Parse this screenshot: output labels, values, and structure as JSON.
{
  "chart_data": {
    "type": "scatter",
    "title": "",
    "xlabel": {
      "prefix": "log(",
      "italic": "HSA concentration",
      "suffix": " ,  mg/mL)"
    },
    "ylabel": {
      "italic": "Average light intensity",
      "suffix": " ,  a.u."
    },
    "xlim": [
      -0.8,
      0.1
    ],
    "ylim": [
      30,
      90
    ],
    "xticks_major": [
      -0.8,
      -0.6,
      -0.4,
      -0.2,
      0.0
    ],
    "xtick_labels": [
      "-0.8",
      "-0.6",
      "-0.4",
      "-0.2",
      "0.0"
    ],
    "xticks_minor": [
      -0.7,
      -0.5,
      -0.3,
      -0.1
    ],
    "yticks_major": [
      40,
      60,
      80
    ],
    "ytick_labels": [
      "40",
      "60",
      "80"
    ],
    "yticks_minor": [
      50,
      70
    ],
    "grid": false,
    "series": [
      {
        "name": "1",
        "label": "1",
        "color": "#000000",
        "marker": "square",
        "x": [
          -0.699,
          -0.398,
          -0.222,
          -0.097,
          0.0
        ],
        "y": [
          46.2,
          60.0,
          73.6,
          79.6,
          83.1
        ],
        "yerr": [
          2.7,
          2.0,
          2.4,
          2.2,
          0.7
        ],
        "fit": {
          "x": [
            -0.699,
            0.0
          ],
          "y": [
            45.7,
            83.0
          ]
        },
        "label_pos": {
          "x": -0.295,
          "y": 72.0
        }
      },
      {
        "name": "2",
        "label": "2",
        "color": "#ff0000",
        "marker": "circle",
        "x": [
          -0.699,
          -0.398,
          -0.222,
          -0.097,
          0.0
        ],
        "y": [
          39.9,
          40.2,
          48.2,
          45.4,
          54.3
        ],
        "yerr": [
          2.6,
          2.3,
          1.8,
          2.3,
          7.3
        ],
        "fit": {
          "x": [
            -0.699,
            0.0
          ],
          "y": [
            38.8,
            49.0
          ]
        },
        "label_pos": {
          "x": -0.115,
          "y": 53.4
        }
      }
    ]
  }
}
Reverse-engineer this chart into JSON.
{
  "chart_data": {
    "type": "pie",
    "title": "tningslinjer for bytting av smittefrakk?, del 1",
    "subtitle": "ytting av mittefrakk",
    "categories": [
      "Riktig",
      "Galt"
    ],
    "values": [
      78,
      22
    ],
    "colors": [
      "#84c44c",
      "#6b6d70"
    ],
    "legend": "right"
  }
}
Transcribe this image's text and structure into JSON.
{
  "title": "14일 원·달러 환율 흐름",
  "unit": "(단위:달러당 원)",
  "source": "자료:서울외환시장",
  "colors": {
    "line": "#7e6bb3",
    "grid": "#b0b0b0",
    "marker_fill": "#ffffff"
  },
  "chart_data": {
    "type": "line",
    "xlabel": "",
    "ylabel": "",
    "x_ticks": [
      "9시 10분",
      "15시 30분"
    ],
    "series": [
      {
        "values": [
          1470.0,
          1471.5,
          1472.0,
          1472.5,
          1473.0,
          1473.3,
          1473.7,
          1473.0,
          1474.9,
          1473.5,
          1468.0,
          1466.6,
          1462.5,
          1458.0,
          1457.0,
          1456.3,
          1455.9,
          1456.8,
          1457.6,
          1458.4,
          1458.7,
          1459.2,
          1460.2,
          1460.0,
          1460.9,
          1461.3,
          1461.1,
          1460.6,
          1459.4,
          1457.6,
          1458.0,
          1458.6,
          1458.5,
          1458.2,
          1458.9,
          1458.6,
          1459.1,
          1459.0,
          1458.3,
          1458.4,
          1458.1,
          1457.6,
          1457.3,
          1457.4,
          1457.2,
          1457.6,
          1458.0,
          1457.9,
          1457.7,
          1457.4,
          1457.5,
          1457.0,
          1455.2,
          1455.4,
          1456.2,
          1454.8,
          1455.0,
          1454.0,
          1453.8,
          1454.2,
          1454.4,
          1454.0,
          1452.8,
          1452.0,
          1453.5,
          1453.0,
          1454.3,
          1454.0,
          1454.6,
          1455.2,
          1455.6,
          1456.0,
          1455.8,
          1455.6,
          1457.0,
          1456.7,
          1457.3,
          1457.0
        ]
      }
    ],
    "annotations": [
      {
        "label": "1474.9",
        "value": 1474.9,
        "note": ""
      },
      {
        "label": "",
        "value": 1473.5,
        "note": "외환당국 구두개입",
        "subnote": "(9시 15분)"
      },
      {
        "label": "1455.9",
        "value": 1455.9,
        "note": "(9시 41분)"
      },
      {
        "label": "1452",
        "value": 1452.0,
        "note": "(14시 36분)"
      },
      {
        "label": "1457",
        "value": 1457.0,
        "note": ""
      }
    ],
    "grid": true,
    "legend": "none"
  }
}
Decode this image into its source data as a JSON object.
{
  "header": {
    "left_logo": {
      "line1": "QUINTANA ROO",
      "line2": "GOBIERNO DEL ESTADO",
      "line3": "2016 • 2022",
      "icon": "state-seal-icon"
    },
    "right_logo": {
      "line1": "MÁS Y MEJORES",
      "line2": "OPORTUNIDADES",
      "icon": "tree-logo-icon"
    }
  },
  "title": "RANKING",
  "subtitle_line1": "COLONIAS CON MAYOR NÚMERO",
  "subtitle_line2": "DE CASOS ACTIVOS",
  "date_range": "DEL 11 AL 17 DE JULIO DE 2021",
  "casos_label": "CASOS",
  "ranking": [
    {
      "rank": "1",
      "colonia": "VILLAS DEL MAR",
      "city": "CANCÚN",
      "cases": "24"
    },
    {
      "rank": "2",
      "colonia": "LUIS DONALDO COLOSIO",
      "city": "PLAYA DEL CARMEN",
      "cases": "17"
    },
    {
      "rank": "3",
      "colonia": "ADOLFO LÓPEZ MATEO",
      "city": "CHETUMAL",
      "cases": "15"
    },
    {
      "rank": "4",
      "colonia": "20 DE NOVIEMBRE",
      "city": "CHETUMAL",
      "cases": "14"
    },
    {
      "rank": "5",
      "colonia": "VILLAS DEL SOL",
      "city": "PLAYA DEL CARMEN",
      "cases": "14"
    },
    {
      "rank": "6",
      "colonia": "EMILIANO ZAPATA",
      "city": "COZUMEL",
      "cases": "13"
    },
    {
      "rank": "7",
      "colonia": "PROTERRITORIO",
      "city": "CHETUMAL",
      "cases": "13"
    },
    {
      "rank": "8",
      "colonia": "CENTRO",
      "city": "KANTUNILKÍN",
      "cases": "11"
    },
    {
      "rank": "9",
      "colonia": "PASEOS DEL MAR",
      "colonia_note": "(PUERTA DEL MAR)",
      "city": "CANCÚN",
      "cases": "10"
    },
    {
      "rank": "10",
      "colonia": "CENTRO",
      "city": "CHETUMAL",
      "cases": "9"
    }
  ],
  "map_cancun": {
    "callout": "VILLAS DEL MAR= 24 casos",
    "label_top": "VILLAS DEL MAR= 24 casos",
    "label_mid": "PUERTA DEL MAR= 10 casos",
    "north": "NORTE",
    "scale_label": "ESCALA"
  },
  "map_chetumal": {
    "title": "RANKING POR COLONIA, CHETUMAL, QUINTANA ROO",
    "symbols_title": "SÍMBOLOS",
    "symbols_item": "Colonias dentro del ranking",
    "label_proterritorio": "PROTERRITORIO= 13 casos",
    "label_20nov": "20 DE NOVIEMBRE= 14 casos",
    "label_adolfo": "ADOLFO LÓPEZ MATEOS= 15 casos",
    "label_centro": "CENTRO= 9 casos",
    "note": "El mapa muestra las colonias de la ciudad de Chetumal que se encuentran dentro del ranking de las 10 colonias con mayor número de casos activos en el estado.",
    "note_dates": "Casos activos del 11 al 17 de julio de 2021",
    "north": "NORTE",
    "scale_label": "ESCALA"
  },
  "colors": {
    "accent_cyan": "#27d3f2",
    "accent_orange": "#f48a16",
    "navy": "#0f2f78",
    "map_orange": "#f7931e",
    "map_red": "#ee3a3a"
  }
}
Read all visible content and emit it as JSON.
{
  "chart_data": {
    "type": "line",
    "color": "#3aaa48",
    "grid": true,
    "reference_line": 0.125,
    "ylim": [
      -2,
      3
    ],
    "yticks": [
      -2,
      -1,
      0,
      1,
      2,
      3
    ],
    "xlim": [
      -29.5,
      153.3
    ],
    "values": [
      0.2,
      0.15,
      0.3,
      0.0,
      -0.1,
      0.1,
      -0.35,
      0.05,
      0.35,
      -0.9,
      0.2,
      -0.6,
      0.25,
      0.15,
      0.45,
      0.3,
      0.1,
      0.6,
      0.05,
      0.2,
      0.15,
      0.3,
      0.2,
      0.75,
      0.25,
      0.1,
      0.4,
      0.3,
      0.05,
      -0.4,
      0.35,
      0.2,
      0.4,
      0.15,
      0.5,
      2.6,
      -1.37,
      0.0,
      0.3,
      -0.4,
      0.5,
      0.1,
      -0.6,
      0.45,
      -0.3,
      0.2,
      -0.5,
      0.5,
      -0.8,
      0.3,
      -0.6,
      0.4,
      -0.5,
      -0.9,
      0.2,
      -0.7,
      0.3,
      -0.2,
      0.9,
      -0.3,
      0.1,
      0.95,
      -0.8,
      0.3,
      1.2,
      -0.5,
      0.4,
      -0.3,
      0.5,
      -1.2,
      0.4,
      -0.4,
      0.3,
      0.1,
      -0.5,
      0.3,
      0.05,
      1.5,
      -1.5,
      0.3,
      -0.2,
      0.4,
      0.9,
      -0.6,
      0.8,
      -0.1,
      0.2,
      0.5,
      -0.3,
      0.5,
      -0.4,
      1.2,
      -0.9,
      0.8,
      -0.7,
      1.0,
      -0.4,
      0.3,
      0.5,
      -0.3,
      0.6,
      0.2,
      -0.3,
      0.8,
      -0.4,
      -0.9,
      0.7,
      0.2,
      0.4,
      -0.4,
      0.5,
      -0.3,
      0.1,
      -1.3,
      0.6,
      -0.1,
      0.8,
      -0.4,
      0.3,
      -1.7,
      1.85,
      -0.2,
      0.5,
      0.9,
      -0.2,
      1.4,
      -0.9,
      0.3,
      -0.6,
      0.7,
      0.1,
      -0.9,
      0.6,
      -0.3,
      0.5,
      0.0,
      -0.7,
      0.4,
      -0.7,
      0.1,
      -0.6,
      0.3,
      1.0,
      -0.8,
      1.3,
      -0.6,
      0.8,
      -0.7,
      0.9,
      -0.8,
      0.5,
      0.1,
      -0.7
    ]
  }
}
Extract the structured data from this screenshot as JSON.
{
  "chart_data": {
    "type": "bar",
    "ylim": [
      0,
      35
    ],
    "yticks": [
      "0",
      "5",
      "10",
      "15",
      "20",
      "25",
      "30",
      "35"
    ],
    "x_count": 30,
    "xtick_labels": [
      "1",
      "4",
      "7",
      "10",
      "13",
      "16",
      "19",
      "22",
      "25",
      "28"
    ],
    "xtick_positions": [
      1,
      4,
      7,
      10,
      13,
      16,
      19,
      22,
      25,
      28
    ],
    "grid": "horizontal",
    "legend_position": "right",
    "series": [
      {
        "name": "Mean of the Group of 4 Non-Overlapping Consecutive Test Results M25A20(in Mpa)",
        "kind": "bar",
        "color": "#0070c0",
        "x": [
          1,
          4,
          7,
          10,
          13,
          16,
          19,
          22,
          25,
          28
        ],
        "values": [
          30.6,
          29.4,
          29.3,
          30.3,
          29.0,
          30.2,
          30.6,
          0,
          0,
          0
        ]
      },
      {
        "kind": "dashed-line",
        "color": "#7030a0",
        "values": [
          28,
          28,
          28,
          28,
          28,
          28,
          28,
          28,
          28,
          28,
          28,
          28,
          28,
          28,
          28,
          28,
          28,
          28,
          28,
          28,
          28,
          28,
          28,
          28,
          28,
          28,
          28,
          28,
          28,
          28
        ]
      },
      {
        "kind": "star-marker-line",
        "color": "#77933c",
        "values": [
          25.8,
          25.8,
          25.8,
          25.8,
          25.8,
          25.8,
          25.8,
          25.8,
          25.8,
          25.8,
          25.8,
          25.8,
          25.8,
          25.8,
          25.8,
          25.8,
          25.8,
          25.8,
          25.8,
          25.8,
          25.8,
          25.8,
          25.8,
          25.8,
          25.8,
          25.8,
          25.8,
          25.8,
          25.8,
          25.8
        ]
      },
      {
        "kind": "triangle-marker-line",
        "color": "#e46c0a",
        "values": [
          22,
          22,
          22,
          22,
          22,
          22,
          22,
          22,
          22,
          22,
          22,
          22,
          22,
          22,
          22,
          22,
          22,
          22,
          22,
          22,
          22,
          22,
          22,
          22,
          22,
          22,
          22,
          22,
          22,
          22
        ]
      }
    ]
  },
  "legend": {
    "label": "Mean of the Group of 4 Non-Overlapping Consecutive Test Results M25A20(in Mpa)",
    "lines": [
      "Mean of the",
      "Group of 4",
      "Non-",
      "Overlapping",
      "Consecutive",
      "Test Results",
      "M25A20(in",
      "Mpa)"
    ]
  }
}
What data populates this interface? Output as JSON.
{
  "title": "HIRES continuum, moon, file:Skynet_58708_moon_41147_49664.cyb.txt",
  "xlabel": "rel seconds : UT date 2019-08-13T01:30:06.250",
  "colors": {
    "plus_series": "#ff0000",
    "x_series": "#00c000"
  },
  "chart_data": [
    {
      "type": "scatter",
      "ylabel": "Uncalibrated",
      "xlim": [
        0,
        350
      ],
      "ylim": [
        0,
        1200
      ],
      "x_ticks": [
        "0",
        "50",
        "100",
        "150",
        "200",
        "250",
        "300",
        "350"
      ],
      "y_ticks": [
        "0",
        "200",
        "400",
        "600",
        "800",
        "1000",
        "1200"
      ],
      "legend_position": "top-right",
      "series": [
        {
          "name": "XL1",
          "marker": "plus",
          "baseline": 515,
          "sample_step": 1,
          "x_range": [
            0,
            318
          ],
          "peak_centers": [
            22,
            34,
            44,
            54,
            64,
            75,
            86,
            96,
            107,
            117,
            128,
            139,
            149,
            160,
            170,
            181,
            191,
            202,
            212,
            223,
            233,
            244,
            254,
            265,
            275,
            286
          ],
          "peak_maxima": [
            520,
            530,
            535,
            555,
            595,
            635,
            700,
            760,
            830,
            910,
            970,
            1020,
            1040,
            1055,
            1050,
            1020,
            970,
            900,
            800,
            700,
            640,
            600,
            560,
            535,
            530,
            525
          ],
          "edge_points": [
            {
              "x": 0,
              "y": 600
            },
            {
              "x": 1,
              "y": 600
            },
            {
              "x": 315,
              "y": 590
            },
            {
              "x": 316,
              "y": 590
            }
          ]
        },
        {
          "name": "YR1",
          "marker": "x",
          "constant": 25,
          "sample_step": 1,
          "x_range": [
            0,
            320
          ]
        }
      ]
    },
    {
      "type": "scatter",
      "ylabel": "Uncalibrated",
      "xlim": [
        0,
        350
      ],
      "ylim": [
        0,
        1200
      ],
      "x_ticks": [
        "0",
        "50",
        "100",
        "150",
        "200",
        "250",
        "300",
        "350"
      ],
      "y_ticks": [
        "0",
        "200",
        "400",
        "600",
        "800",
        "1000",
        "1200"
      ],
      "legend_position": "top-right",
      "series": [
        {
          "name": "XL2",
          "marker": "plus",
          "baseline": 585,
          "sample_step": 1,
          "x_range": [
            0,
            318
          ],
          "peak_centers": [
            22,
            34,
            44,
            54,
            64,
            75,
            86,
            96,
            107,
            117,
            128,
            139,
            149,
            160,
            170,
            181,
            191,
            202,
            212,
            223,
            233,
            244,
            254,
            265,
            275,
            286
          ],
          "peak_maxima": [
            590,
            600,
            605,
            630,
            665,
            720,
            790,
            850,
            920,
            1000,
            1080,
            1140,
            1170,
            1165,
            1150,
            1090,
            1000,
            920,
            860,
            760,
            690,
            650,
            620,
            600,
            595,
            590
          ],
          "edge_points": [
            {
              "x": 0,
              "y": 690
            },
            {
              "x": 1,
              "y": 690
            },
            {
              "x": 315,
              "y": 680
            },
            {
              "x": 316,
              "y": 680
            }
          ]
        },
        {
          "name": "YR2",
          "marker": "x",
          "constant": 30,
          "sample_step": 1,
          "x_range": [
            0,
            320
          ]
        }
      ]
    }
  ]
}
####
(Written task) Pick out every line holding the string "Test" and return it.

(Answer for the task)
        "name": "Mean of the Group of 4 Non-Overlapping Consecutive Test Results M25A20(in Mpa)",
    "label": "Mean of the Group of 4 Non-Overlapping Consecutive Test Results M25A20(in Mpa)",
      "Test Results",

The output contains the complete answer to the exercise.